━━━ GIVEN INFORMATION ━━━

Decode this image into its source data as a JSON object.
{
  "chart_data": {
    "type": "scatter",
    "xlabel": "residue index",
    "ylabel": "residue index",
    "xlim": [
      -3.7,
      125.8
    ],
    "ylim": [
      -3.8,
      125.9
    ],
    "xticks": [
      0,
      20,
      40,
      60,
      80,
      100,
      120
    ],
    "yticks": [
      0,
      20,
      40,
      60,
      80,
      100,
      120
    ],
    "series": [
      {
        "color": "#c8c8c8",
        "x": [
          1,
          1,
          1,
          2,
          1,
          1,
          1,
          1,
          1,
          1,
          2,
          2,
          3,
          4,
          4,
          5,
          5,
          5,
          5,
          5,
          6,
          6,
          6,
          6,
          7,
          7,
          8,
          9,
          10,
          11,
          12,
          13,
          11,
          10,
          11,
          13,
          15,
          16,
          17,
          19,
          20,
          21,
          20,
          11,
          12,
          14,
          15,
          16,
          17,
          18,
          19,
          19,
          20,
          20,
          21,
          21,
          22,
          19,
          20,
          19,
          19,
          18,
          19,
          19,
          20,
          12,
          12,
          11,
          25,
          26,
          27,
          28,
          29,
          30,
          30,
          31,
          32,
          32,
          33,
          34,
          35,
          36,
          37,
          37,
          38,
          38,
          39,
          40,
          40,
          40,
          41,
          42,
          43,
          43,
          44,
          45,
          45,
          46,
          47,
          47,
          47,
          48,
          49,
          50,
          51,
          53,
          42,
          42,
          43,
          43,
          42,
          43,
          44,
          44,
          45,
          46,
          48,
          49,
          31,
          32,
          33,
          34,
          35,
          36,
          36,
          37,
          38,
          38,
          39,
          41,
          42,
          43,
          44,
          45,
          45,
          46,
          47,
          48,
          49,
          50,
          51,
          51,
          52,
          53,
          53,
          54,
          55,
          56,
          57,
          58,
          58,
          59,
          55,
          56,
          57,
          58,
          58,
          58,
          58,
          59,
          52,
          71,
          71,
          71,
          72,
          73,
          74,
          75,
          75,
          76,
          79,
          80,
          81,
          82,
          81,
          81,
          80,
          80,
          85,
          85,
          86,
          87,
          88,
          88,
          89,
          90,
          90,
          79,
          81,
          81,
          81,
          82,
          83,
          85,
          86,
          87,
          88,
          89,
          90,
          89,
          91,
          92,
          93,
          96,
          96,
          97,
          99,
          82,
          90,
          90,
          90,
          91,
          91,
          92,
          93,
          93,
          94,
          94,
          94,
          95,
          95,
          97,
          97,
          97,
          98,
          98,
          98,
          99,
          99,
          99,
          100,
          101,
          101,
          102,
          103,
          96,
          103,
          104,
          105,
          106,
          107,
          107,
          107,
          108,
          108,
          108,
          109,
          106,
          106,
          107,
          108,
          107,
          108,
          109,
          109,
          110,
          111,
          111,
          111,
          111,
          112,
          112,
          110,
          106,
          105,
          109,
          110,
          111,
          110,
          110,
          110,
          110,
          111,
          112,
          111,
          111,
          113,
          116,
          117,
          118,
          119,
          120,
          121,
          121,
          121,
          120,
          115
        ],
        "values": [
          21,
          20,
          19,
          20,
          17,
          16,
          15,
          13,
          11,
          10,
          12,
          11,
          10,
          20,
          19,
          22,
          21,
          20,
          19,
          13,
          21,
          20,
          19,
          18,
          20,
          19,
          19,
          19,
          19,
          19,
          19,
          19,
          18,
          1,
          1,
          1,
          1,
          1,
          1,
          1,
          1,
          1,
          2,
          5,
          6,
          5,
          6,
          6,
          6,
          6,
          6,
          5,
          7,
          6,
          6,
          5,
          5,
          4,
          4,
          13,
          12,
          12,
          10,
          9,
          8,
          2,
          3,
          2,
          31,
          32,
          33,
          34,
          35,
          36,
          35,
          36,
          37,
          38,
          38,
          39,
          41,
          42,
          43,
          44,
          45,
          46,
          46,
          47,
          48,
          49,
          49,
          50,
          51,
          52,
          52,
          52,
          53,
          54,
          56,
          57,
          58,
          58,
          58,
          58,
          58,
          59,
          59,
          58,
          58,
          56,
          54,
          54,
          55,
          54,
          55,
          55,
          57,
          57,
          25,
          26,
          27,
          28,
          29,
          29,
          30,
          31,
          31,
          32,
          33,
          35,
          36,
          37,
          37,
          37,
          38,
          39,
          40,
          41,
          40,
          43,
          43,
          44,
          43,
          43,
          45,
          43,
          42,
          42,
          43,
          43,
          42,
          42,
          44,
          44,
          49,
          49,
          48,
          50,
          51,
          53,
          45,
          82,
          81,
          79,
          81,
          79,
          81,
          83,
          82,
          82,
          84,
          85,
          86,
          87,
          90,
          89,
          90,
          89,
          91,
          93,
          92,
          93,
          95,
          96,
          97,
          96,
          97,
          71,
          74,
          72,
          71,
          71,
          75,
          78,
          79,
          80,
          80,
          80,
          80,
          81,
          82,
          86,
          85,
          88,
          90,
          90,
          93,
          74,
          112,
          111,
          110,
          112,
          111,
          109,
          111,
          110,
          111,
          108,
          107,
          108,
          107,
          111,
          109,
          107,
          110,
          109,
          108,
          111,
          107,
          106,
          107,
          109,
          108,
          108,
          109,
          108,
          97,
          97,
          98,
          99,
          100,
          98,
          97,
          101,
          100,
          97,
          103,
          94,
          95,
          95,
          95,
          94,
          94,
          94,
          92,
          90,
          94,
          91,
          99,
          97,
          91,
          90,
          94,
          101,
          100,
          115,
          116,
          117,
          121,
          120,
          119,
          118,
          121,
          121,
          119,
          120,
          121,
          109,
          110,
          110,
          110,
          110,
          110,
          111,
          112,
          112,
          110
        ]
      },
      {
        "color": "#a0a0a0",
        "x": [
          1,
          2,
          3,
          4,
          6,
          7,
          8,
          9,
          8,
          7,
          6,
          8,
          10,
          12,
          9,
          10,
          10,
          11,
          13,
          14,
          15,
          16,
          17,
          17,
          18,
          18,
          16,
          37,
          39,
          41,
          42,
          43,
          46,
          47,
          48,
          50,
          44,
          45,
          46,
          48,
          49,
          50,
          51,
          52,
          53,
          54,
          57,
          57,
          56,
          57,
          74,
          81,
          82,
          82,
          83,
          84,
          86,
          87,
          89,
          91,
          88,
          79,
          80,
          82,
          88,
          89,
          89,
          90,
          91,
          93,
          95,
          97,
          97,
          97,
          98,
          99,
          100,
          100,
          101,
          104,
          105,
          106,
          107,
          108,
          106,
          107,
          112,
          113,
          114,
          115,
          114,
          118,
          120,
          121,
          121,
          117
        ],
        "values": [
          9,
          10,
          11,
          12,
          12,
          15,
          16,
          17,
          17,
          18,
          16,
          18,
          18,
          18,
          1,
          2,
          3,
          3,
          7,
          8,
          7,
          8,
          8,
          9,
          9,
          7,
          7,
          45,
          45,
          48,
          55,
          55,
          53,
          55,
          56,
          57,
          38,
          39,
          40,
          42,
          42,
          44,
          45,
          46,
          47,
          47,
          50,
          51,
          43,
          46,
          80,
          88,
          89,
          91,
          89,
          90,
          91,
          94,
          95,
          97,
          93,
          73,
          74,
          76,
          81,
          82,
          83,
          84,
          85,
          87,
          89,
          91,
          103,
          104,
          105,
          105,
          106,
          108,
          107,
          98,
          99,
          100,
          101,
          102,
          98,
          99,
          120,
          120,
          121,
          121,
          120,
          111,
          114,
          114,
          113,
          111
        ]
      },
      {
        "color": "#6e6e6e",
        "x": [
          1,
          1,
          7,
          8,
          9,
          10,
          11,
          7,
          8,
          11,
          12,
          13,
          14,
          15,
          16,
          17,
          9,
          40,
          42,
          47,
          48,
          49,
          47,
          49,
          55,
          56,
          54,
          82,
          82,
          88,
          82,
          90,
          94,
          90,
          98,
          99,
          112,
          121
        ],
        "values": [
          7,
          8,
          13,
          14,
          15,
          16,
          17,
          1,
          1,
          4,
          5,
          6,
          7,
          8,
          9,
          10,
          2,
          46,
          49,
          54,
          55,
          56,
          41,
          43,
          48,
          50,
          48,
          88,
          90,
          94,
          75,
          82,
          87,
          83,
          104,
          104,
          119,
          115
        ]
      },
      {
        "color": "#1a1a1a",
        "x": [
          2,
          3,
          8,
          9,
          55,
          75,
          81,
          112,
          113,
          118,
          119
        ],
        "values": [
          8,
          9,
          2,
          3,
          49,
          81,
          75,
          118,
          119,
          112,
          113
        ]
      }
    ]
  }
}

━━━

REQUEST: Report each line in the data that holds the word "color".

RESULT FOR THIS EXERCISE:
        "color": "#c8c8c8",
        "color": "#a0a0a0",
        "color": "#6e6e6e",
        "color": "#1a1a1a",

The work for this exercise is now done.